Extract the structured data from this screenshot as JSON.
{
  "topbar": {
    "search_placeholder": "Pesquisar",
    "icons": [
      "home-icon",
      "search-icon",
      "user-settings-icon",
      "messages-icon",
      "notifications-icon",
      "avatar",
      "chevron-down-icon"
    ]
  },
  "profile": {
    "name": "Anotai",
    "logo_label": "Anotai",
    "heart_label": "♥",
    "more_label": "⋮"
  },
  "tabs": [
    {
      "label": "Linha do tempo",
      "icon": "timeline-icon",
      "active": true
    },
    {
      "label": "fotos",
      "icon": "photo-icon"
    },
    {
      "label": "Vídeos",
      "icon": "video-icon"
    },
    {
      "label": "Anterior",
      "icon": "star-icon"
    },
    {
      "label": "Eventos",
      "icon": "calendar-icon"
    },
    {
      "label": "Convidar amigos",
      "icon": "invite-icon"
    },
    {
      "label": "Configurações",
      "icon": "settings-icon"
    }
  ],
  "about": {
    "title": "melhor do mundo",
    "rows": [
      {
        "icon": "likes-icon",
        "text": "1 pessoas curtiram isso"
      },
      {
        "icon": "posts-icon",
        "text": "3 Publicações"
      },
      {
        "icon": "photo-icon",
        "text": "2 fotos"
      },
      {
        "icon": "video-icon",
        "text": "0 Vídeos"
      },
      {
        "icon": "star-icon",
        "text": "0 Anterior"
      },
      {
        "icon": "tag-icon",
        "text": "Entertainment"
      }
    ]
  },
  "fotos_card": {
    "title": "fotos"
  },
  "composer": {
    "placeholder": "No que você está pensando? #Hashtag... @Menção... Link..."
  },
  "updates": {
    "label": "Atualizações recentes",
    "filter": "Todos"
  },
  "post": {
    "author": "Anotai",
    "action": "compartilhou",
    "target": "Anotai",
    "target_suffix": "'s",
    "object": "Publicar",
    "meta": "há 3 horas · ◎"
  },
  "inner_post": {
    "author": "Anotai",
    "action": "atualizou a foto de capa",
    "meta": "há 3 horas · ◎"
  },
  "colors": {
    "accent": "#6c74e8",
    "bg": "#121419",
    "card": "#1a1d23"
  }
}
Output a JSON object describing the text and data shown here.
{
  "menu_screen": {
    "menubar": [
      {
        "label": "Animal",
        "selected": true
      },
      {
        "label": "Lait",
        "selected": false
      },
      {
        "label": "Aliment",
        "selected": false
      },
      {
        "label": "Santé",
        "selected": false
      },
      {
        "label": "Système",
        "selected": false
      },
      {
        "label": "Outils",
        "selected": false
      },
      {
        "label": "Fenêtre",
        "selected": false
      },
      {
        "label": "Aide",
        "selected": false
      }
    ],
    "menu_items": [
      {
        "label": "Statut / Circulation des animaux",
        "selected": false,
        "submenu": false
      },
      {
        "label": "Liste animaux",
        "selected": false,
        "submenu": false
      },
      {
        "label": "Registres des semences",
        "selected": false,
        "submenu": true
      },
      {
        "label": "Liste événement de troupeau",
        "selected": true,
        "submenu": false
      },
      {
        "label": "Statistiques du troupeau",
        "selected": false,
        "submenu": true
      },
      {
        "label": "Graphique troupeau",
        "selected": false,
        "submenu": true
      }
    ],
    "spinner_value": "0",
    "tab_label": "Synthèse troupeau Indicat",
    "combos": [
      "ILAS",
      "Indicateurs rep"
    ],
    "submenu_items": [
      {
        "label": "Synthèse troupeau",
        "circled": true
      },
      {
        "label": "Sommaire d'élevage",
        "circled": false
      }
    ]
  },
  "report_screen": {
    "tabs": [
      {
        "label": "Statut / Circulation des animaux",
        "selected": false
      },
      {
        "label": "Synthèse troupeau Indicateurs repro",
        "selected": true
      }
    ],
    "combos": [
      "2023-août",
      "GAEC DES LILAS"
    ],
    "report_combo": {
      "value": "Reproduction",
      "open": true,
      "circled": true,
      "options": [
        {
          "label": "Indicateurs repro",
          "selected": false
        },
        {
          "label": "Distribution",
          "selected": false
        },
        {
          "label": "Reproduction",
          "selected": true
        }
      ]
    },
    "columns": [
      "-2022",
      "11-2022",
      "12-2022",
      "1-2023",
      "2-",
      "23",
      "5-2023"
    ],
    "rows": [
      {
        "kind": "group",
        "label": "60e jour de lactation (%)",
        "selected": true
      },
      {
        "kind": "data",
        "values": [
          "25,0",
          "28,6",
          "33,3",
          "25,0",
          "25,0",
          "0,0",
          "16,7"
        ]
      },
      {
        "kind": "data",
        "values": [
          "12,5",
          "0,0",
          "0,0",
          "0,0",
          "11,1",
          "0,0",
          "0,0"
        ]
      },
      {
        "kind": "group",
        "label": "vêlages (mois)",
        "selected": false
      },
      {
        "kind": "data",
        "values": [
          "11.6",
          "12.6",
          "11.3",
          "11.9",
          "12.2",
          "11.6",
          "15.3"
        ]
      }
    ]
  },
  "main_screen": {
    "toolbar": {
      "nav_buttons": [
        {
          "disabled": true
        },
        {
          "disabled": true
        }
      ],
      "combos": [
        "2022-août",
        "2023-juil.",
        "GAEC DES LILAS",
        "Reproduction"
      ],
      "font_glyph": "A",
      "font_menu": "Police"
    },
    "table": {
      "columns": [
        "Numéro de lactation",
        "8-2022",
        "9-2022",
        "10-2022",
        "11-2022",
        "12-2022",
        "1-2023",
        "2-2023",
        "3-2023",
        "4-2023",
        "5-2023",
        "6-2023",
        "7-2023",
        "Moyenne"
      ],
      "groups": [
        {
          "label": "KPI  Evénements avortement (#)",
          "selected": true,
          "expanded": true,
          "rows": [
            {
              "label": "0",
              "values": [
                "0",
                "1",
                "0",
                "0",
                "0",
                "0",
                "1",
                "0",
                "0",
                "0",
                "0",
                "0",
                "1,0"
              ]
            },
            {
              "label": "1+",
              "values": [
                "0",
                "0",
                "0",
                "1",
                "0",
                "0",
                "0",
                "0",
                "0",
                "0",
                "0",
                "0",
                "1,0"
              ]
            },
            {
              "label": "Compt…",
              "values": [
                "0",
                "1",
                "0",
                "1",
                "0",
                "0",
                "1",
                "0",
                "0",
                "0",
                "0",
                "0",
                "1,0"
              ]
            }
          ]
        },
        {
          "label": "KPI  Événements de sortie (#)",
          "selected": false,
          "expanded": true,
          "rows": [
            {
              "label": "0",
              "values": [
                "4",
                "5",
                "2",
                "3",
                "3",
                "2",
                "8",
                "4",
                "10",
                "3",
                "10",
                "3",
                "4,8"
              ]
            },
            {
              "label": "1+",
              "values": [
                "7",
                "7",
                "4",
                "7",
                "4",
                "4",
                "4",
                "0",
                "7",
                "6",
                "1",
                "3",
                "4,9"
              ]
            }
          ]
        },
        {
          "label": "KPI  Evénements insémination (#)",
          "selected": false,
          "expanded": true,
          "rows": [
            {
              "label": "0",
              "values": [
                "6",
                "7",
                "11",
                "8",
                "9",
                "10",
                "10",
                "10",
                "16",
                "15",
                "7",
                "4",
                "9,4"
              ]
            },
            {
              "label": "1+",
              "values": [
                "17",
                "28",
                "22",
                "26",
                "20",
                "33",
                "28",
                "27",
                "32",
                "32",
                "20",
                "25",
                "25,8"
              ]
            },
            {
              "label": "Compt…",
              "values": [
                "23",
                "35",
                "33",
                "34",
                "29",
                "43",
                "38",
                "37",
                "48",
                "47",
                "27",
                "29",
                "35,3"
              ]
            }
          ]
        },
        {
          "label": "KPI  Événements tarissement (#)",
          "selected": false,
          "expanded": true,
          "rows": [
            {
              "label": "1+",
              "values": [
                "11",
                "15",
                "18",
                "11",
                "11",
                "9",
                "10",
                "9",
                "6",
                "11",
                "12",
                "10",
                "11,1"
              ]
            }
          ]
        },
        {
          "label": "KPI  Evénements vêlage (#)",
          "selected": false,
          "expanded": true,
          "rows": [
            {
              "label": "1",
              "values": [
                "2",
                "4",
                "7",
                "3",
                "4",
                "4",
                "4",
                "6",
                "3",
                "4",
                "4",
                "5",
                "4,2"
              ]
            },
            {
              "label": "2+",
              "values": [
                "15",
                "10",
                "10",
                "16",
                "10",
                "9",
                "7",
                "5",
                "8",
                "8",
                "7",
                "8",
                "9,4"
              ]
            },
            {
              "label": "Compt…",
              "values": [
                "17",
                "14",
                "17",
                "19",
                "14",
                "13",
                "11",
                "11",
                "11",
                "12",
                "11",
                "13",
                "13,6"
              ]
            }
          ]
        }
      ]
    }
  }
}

----------

▶ _What is asked_:
Check each line of the records above for the word "Événements", then give the number of lines that have it, with no other words.

▶ _Written reply_:
2